• Instruction 1: Report each line of the entries below that contains the word "product", matching case exactly.

• Selected excerpt:
::::
BY :ILYAS BHAT
SEPTEMBER 10, 2021
Indonesia is the fastest growing e-commerce market in ASEAN, a vibrant young economy and the world’s fourth most populous country. Now the country aims to become the 4th largest economy by 2045.
Although statistically Indonesia has been a rather stable economy in ASEAN with a consistent 4 to 5 percent annual GDP growth, however, some of the economists believe it might not be enough to achieve this target.
For Indonesian economy to reach above US$12,000 threshold to become a high income economy, we must achieve annual growth rates between 6 percent and 7 percent consistently over multiple years.
Can technology and digital innovation unleash new growth and productivity cycle?
Globally, growth has been on a downward trajectory since the past 40 years. Our traditional growth models are failing. For Indonesia to escape middle income trap we need ground up transformation to kickstart new growth cycles by using 4th generation technological innovations to infuse more productivity.
We need more and more progressive digital disruption, encourage and nurture entrepreneurship and innovation to kickstart our new growth engines. You will be surprised what technological innovation with great entrepreneurs can achieve.
::::
• Instruction 2: Copy the passage of the Indonesia growth article starting at "Can technology and" and ending at "infuse more productivity.".

Source records
::::
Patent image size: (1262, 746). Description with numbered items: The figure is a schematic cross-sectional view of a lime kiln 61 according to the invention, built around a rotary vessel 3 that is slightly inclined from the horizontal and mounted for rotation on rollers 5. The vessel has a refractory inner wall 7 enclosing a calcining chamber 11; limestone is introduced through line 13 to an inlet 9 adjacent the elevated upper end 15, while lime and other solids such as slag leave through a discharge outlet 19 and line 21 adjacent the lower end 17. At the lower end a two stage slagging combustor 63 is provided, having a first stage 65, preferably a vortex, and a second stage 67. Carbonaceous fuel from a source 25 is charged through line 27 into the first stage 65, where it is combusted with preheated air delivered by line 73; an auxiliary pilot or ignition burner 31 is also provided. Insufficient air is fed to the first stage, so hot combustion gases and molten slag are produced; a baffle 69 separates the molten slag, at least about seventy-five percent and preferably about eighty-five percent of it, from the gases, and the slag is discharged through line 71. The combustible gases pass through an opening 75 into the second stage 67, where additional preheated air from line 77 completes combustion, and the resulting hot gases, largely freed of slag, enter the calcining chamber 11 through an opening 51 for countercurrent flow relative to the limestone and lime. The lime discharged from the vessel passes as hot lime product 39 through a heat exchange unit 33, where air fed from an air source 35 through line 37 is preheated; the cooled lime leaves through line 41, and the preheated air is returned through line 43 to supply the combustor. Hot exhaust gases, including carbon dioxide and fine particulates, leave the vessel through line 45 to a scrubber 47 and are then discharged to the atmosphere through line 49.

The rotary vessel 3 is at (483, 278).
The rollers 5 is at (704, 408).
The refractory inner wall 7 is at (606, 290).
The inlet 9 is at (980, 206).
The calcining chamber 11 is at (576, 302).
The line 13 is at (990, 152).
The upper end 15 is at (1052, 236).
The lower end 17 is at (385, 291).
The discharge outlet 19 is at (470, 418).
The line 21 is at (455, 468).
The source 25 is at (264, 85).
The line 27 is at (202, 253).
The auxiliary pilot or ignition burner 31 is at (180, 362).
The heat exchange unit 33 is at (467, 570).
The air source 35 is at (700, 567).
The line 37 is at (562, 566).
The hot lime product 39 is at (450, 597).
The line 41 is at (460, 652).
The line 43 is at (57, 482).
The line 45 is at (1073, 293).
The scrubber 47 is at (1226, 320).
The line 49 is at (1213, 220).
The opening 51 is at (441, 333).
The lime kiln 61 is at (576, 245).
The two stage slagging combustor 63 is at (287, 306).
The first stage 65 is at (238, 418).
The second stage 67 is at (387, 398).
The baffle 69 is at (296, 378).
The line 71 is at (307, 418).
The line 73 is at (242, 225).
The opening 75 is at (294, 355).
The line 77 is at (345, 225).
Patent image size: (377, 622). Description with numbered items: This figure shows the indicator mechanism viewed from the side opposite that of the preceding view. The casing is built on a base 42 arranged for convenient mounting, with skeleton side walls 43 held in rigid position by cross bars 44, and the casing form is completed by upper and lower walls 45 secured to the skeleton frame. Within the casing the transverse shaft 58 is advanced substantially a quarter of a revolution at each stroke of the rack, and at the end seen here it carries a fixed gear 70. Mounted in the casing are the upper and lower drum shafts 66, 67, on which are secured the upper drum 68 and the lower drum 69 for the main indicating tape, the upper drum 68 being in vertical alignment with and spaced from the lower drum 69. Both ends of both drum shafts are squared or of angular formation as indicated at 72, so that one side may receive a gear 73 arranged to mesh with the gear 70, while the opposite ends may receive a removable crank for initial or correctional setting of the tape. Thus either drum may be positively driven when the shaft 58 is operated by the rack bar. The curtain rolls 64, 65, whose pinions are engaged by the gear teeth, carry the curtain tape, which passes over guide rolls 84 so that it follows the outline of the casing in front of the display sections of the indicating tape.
::::
• Output 1:
Patent image size: (1262, 746). Description with numbered items: The figure is a schematic cross-sectional view of a lime kiln 61 according to the invention, built around a rotary vessel 3 that is slightly inclined from the horizontal and mounted for rotation on rollers 5. The vessel has a refractory inner wall 7 enclosing a calcining chamber 11; limestone is introduced through line 13 to an inlet 9 adjacent the elevated upper end 15, while lime and other solids such as slag leave through a discharge outlet 19 and line 21 adjacent the lower end 17. At the lower end a two stage slagging combustor 63 is provided, having a first stage 65, preferably a vortex, and a second stage 67. Carbonaceous fuel from a source 25 is charged through line 27 into the first stage 65, where it is combusted with preheated air delivered by line 73; an auxiliary pilot or ignition burner 31 is also provided. Insufficient air is fed to the first stage, so hot combustion gases and molten slag are produced; a baffle 69 separates the molten slag, at least about seventy-five percent and preferably about eighty-five percent of it, from the gases, and the slag is discharged through line 71. The combustible gases pass through an opening 75 into the second stage 67, where additional preheated air from line 77 completes combustion, and the resulting hot gases, largely freed of slag, enter the calcining chamber 11 through an opening 51 for countercurrent flow relative to the limestone and lime. The lime discharged from the vessel passes as hot lime product 39 through a heat exchange unit 33, where air fed from an air source 35 through line 37 is preheated; the cooled lime leaves through line 41, and the preheated air is returned through line 43 to supply the combustor. Hot exhaust gases, including carbon dioxide and fine particulates, leave the vessel through line 45 to a scrubber 47 and are then discharged to the atmosphere through line 49.
The hot lime product 39 is at (450, 597).

• Output 2:
Can technology and digital innovation unleash new growth and productivity cycle?
Globally, growth has been on a downward trajectory since the past 40 years. Our traditional growth models are failing. For Indonesia to escape middle income trap we need ground up transformation to kickstart new growth cycles by using 4th generation technological innovations to infuse more productivity.